* Request
Reproduce the records below in full and without edits, omitting images.

Figure collection entries:

* * * * * * * * *

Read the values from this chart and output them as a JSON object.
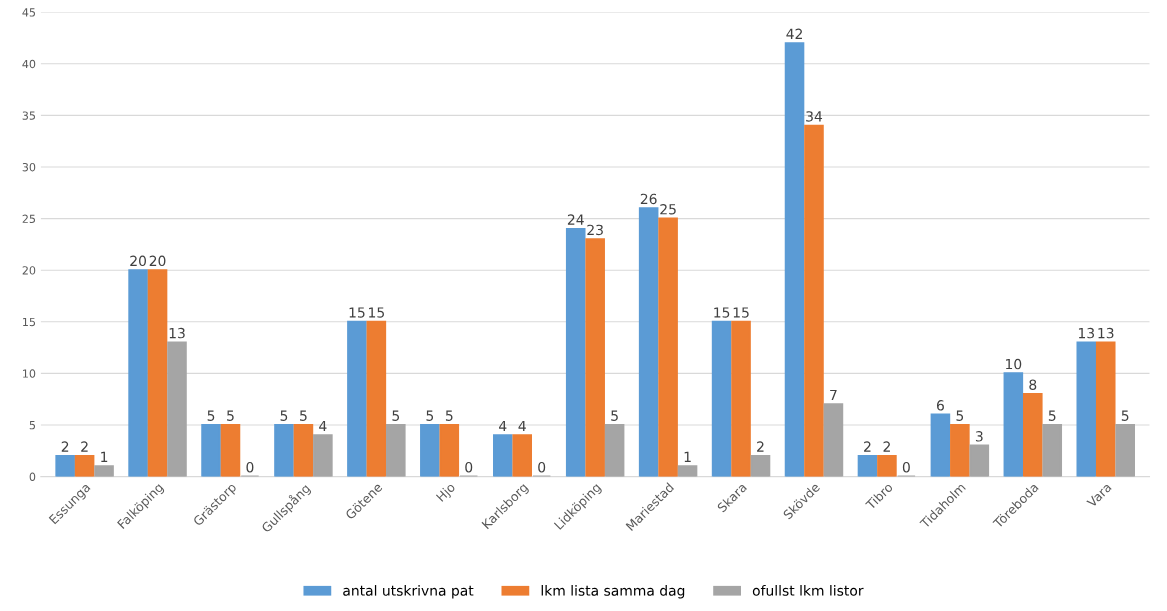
{
  "chart_data": {
    "type": "bar",
    "categories": [
      "Essunga",
      "Falköping",
      "Grästorp",
      "Gullspång",
      "Götene",
      "Hjo",
      "Karlsborg",
      "Lidköping",
      "Mariestad",
      "Skara",
      "Skövde",
      "Tibro",
      "Tidaholm",
      "Töreboda",
      "Vara"
    ],
    "series": [
      {
        "name": "antal utskrivna pat",
        "color": "#5b9bd5",
        "values": [
          2,
          20,
          5,
          5,
          15,
          5,
          4,
          24,
          26,
          15,
          42,
          2,
          6,
          10,
          13
        ]
      },
      {
        "name": "lkm lista samma dag",
        "color": "#ed7d31",
        "values": [
          2,
          20,
          5,
          5,
          15,
          5,
          4,
          23,
          25,
          15,
          34,
          2,
          5,
          8,
          13
        ]
      },
      {
        "name": "ofullst lkm listor",
        "color": "#a5a5a5",
        "values": [
          1,
          13,
          0,
          4,
          5,
          0,
          0,
          5,
          1,
          2,
          7,
          0,
          3,
          5,
          5
        ]
      }
    ],
    "ylim": [
      0,
      45
    ],
    "yticks": [
      0,
      5,
      10,
      15,
      20,
      25,
      30,
      35,
      40,
      45
    ],
    "grid": "y",
    "legend": "bottom",
    "data_labels": true
  }
}
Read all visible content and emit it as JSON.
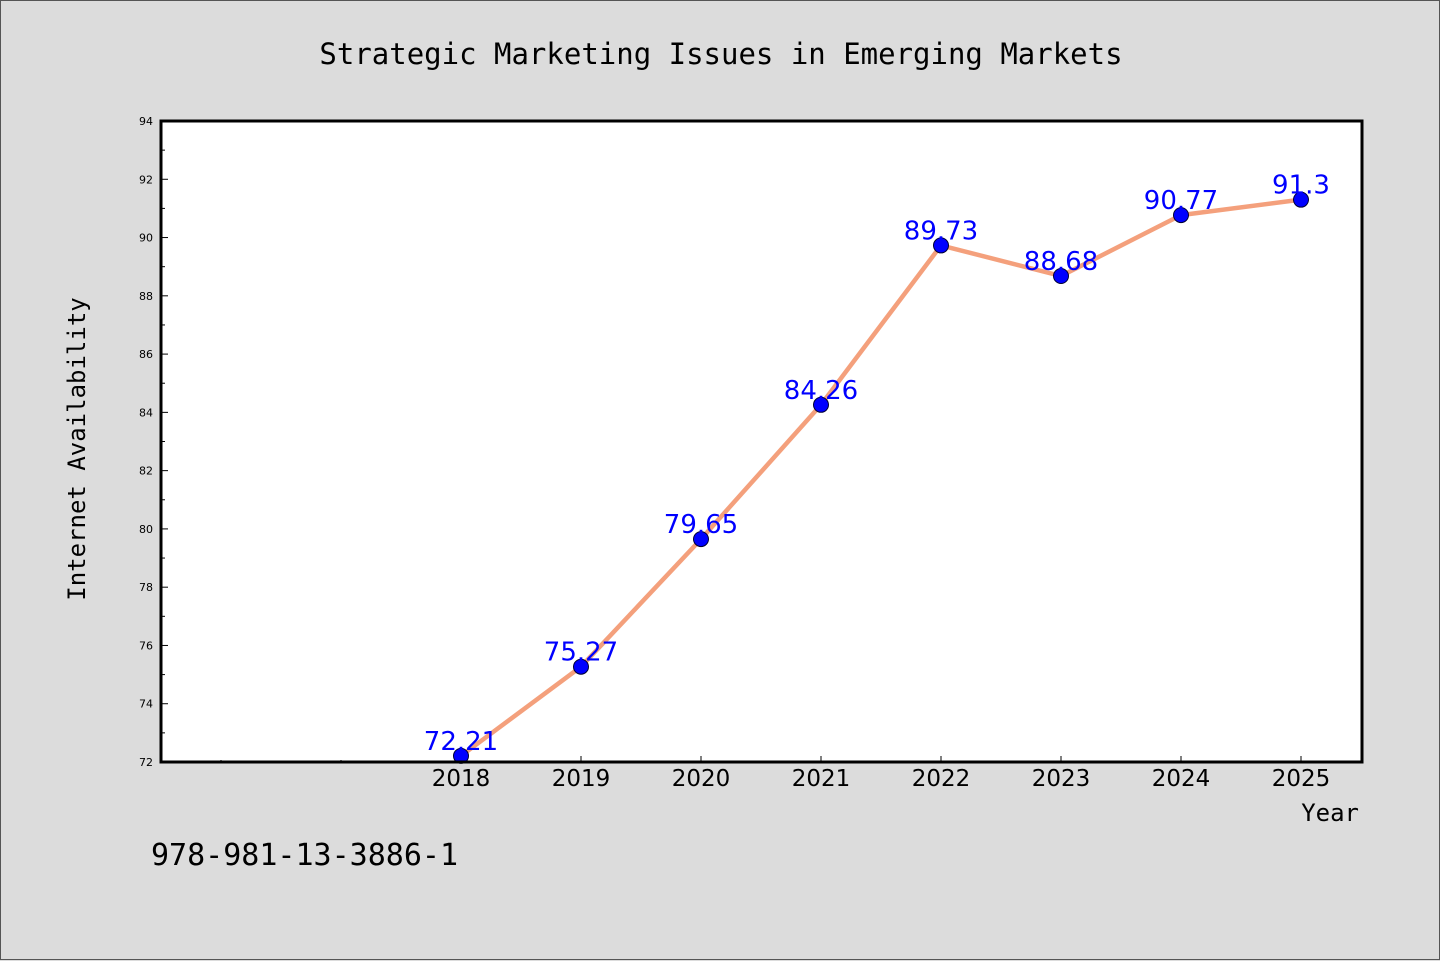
{
  "chart_data": {
    "type": "line",
    "title": "Strategic Marketing Issues in Emerging Markets",
    "xlabel": "Year",
    "ylabel": "Internet Availability",
    "categories": [
      "2018",
      "2019",
      "2020",
      "2021",
      "2022",
      "2023",
      "2024",
      "2025"
    ],
    "values": [
      72.21,
      75.27,
      79.65,
      84.26,
      89.73,
      88.68,
      90.77,
      91.3
    ],
    "data_labels": [
      "72.21",
      "75.27",
      "79.65",
      "84.26",
      "89.73",
      "88.68",
      "90.77",
      "91.3"
    ],
    "ylim": [
      72,
      94
    ],
    "yticks": [
      "72",
      "74",
      "76",
      "78",
      "80",
      "82",
      "84",
      "86",
      "88",
      "90",
      "92",
      "94"
    ],
    "grid": false,
    "legend": "none",
    "colors": {
      "line": "#f4a07c",
      "marker": "#0000ff",
      "label": "#0000ff",
      "plot_bg": "#ffffff",
      "figure_bg": "#dcdcdc"
    }
  },
  "footer": {
    "isbn": "978-981-13-3886-1"
  }
}
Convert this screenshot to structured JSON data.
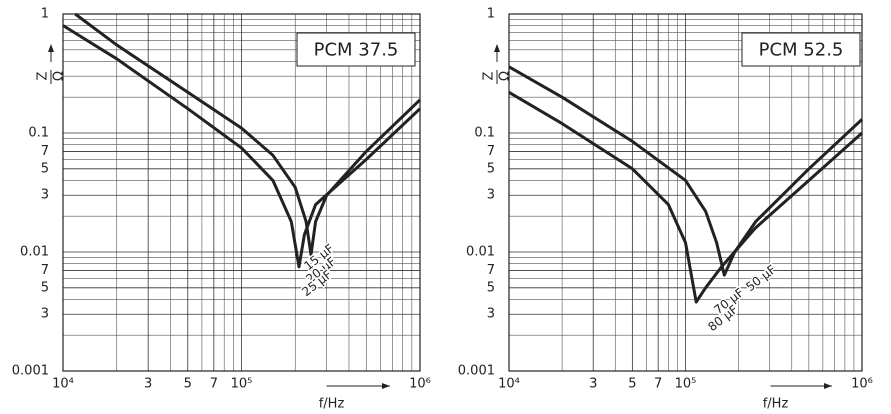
{
  "chart_data": [
    {
      "type": "line",
      "title": "PCM 37.5",
      "xlabel": "f/Hz",
      "ylabel_top": "Z",
      "ylabel_bottom": "Ω",
      "xlog": true,
      "ylog": true,
      "grid": true,
      "xlim": [
        10000,
        1000000
      ],
      "ylim": [
        0.001,
        1
      ],
      "xticks": [
        {
          "value": 10000,
          "label": "10⁴"
        },
        {
          "value": 30000,
          "label": "3"
        },
        {
          "value": 50000,
          "label": "5"
        },
        {
          "value": 70000,
          "label": "7"
        },
        {
          "value": 100000,
          "label": "10⁵"
        },
        {
          "value": 1000000,
          "label": "10⁶"
        }
      ],
      "yticks": [
        {
          "value": 1,
          "label": "1"
        },
        0.1,
        {
          "value": 0.07,
          "label": "7"
        },
        {
          "value": 0.05,
          "label": "5"
        },
        {
          "value": 0.03,
          "label": "3"
        },
        0.01,
        {
          "value": 0.007,
          "label": "7"
        },
        {
          "value": 0.005,
          "label": "5"
        },
        {
          "value": 0.003,
          "label": "3"
        },
        0.001
      ],
      "xminor": [
        20000,
        40000,
        60000,
        80000,
        90000,
        200000,
        300000,
        400000,
        500000,
        600000,
        700000,
        800000,
        900000
      ],
      "yminor": [
        0.2,
        0.3,
        0.4,
        0.5,
        0.6,
        0.7,
        0.8,
        0.9,
        0.02,
        0.04,
        0.06,
        0.08,
        0.09,
        0.002,
        0.004,
        0.006,
        0.008,
        0.009
      ],
      "series": [
        {
          "color": "#222222",
          "x": [
            11700,
            20000,
            50000,
            100000,
            150000,
            200000,
            230000,
            245000,
            260000,
            300000,
            500000,
            1000000
          ],
          "values": [
            1,
            0.55,
            0.22,
            0.11,
            0.065,
            0.035,
            0.018,
            0.0095,
            0.018,
            0.03,
            0.07,
            0.19
          ]
        },
        {
          "color": "#222222",
          "x": [
            10000,
            20000,
            50000,
            100000,
            150000,
            190000,
            210000,
            225000,
            260000,
            500000,
            1000000
          ],
          "values": [
            0.8,
            0.42,
            0.16,
            0.075,
            0.04,
            0.018,
            0.0075,
            0.014,
            0.025,
            0.06,
            0.16
          ]
        }
      ],
      "annotations": [
        "15 µF",
        "20 µF",
        "25 µF"
      ]
    },
    {
      "type": "line",
      "title": "PCM 52.5",
      "xlabel": "f/Hz",
      "ylabel_top": "Z",
      "ylabel_bottom": "Ω",
      "xlog": true,
      "ylog": true,
      "grid": true,
      "xlim": [
        10000,
        1000000
      ],
      "ylim": [
        0.001,
        1
      ],
      "xticks": [
        {
          "value": 10000,
          "label": "10⁴"
        },
        {
          "value": 30000,
          "label": "3"
        },
        {
          "value": 50000,
          "label": "5"
        },
        {
          "value": 70000,
          "label": "7"
        },
        {
          "value": 100000,
          "label": "10⁵"
        },
        {
          "value": 1000000,
          "label": "10⁶"
        }
      ],
      "yticks": [
        {
          "value": 1,
          "label": "1"
        },
        0.1,
        {
          "value": 0.07,
          "label": "7"
        },
        {
          "value": 0.05,
          "label": "5"
        },
        {
          "value": 0.03,
          "label": "3"
        },
        0.01,
        {
          "value": 0.007,
          "label": "7"
        },
        {
          "value": 0.005,
          "label": "5"
        },
        {
          "value": 0.003,
          "label": "3"
        },
        0.001
      ],
      "xminor": [
        20000,
        40000,
        60000,
        80000,
        90000,
        200000,
        300000,
        400000,
        500000,
        600000,
        700000,
        800000,
        900000
      ],
      "yminor": [
        0.2,
        0.3,
        0.4,
        0.5,
        0.6,
        0.7,
        0.8,
        0.9,
        0.02,
        0.04,
        0.06,
        0.08,
        0.09,
        0.002,
        0.004,
        0.006,
        0.008,
        0.009
      ],
      "series": [
        {
          "color": "#222222",
          "x": [
            10000,
            20000,
            50000,
            100000,
            130000,
            150000,
            166000,
            190000,
            250000,
            500000,
            1000000
          ],
          "values": [
            0.36,
            0.2,
            0.085,
            0.04,
            0.022,
            0.012,
            0.0064,
            0.01,
            0.018,
            0.05,
            0.13
          ]
        },
        {
          "color": "#222222",
          "x": [
            10000,
            20000,
            50000,
            80000,
            100000,
            115000,
            130000,
            160000,
            250000,
            500000,
            1000000
          ],
          "values": [
            0.22,
            0.12,
            0.05,
            0.025,
            0.012,
            0.0038,
            0.005,
            0.0075,
            0.016,
            0.04,
            0.1
          ]
        }
      ],
      "annotations": [
        "50 µF",
        "70 µF",
        "80 µF"
      ]
    }
  ]
}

* * * * * * * * *

* Result of this task
Read the values from this chart and output them as a JSON object.
{
  "chart_data": {
    "type": "bar",
    "categories": [
      "Essunga",
      "Falköping",
      "Grästorp",
      "Gullspång",
      "Götene",
      "Hjo",
      "Karlsborg",
      "Lidköping",
      "Mariestad",
      "Skara",
      "Skövde",
      "Tibro",
      "Tidaholm",
      "Töreboda",
      "Vara"
    ],
    "series": [
      {
        "name": "antal utskrivna pat",
        "color": "#5b9bd5",
        "values": [
          2,
          20,
          5,
          5,
          15,
          5,
          4,
          24,
          26,
          15,
          42,
          2,
          6,
          10,
          13
        ]
      },
      {
        "name": "lkm lista samma dag",
        "color": "#ed7d31",
        "values": [
          2,
          20,
          5,
          5,
          15,
          5,
          4,
          23,
          25,
          15,
          34,
          2,
          5,
          8,
          13
        ]
      },
      {
        "name": "ofullst lkm listor",
        "color": "#a5a5a5",
        "values": [
          1,
          13,
          0,
          4,
          5,
          0,
          0,
          5,
          1,
          2,
          7,
          0,
          3,
          5,
          5
        ]
      }
    ],
    "ylim": [
      0,
      45
    ],
    "yticks": [
      0,
      5,
      10,
      15,
      20,
      25,
      30,
      35,
      40,
      45
    ],
    "grid": "y",
    "legend": "bottom",
    "data_labels": true
  }
}
Read all visible content and emit it as JSON.
{
  "chart_data": {
    "type": "line",
    "title": "Strategic Marketing Issues in Emerging Markets",
    "xlabel": "Year",
    "ylabel": "Internet Availability",
    "categories": [
      "2018",
      "2019",
      "2020",
      "2021",
      "2022",
      "2023",
      "2024",
      "2025"
    ],
    "values": [
      72.21,
      75.27,
      79.65,
      84.26,
      89.73,
      88.68,
      90.77,
      91.3
    ],
    "data_labels": [
      "72.21",
      "75.27",
      "79.65",
      "84.26",
      "89.73",
      "88.68",
      "90.77",
      "91.3"
    ],
    "ylim": [
      72,
      94
    ],
    "yticks": [
      "72",
      "74",
      "76",
      "78",
      "80",
      "82",
      "84",
      "86",
      "88",
      "90",
      "92",
      "94"
    ],
    "grid": false,
    "legend": "none",
    "colors": {
      "line": "#f4a07c",
      "marker": "#0000ff",
      "label": "#0000ff",
      "plot_bg": "#ffffff",
      "figure_bg": "#dcdcdc"
    }
  },
  "footer": {
    "isbn": "978-981-13-3886-1"
  }
}
Convert this screenshot to structured JSON data.
{
  "chart_data": [
    {
      "type": "line",
      "title": "PCM 37.5",
      "xlabel": "f/Hz",
      "ylabel_top": "Z",
      "ylabel_bottom": "Ω",
      "xlog": true,
      "ylog": true,
      "grid": true,
      "xlim": [
        10000,
        1000000
      ],
      "ylim": [
        0.001,
        1
      ],
      "xticks": [
        {
          "value": 10000,
          "label": "10⁴"
        },
        {
          "value": 30000,
          "label": "3"
        },
        {
          "value": 50000,
          "label": "5"
        },
        {
          "value": 70000,
          "label": "7"
        },
        {
          "value": 100000,
          "label": "10⁵"
        },
        {
          "value": 1000000,
          "label": "10⁶"
        }
      ],
      "yticks": [
        {
          "value": 1,
          "label": "1"
        },
        0.1,
        {
          "value": 0.07,
          "label": "7"
        },
        {
          "value": 0.05,
          "label": "5"
        },
        {
          "value": 0.03,
          "label": "3"
        },
        0.01,
        {
          "value": 0.007,
          "label": "7"
        },
        {
          "value": 0.005,
          "label": "5"
        },
        {
          "value": 0.003,
          "label": "3"
        },
        0.001
      ],
      "xminor": [
        20000,
        40000,
        60000,
        80000,
        90000,
        200000,
        300000,
        400000,
        500000,
        600000,
        700000,
        800000,
        900000
      ],
      "yminor": [
        0.2,
        0.3,
        0.4,
        0.5,
        0.6,
        0.7,
        0.8,
        0.9,
        0.02,
        0.04,
        0.06,
        0.08,
        0.09,
        0.002,
        0.004,
        0.006,
        0.008,
        0.009
      ],
      "series": [
        {
          "color": "#222222",
          "x": [
            11700,
            20000,
            50000,
            100000,
            150000,
            200000,
            230000,
            245000,
            260000,
            300000,
            500000,
            1000000
          ],
          "values": [
            1,
            0.55,
            0.22,
            0.11,
            0.065,
            0.035,
            0.018,
            0.0095,
            0.018,
            0.03,
            0.07,
            0.19
          ]
        },
        {
          "color": "#222222",
          "x": [
            10000,
            20000,
            50000,
            100000,
            150000,
            190000,
            210000,
            225000,
            260000,
            500000,
            1000000
          ],
          "values": [
            0.8,
            0.42,
            0.16,
            0.075,
            0.04,
            0.018,
            0.0075,
            0.014,
            0.025,
            0.06,
            0.16
          ]
        }
      ],
      "annotations": [
        "15 µF",
        "20 µF",
        "25 µF"
      ]
    },
    {
      "type": "line",
      "title": "PCM 52.5",
      "xlabel": "f/Hz",
      "ylabel_top": "Z",
      "ylabel_bottom": "Ω",
      "xlog": true,
      "ylog": true,
      "grid": true,
      "xlim": [
        10000,
        1000000
      ],
      "ylim": [
        0.001,
        1
      ],
      "xticks": [
        {
          "value": 10000,
          "label": "10⁴"
        },
        {
          "value": 30000,
          "label": "3"
        },
        {
          "value": 50000,
          "label": "5"
        },
        {
          "value": 70000,
          "label": "7"
        },
        {
          "value": 100000,
          "label": "10⁵"
        },
        {
          "value": 1000000,
          "label": "10⁶"
        }
      ],
      "yticks": [
        {
          "value": 1,
          "label": "1"
        },
        0.1,
        {
          "value": 0.07,
          "label": "7"
        },
        {
          "value": 0.05,
          "label": "5"
        },
        {
          "value": 0.03,
          "label": "3"
        },
        0.01,
        {
          "value": 0.007,
          "label": "7"
        },
        {
          "value": 0.005,
          "label": "5"
        },
        {
          "value": 0.003,
          "label": "3"
        },
        0.001
      ],
      "xminor": [
        20000,
        40000,
        60000,
        80000,
        90000,
        200000,
        300000,
        400000,
        500000,
        600000,
        700000,
        800000,
        900000
      ],
      "yminor": [
        0.2,
        0.3,
        0.4,
        0.5,
        0.6,
        0.7,
        0.8,
        0.9,
        0.02,
        0.04,
        0.06,
        0.08,
        0.09,
        0.002,
        0.004,
        0.006,
        0.008,
        0.009
      ],
      "series": [
        {
          "color": "#222222",
          "x": [
            10000,
            20000,
            50000,
            100000,
            130000,
            150000,
            166000,
            190000,
            250000,
            500000,
            1000000
          ],
          "values": [
            0.36,
            0.2,
            0.085,
            0.04,
            0.022,
            0.012,
            0.0064,
            0.01,
            0.018,
            0.05,
            0.13
          ]
        },
        {
          "color": "#222222",
          "x": [
            10000,
            20000,
            50000,
            80000,
            100000,
            115000,
            130000,
            160000,
            250000,
            500000,
            1000000
          ],
          "values": [
            0.22,
            0.12,
            0.05,
            0.025,
            0.012,
            0.0038,
            0.005,
            0.0075,
            0.016,
            0.04,
            0.1
          ]
        }
      ],
      "annotations": [
        "50 µF",
        "70 µF",
        "80 µF"
      ]
    }
  ]
}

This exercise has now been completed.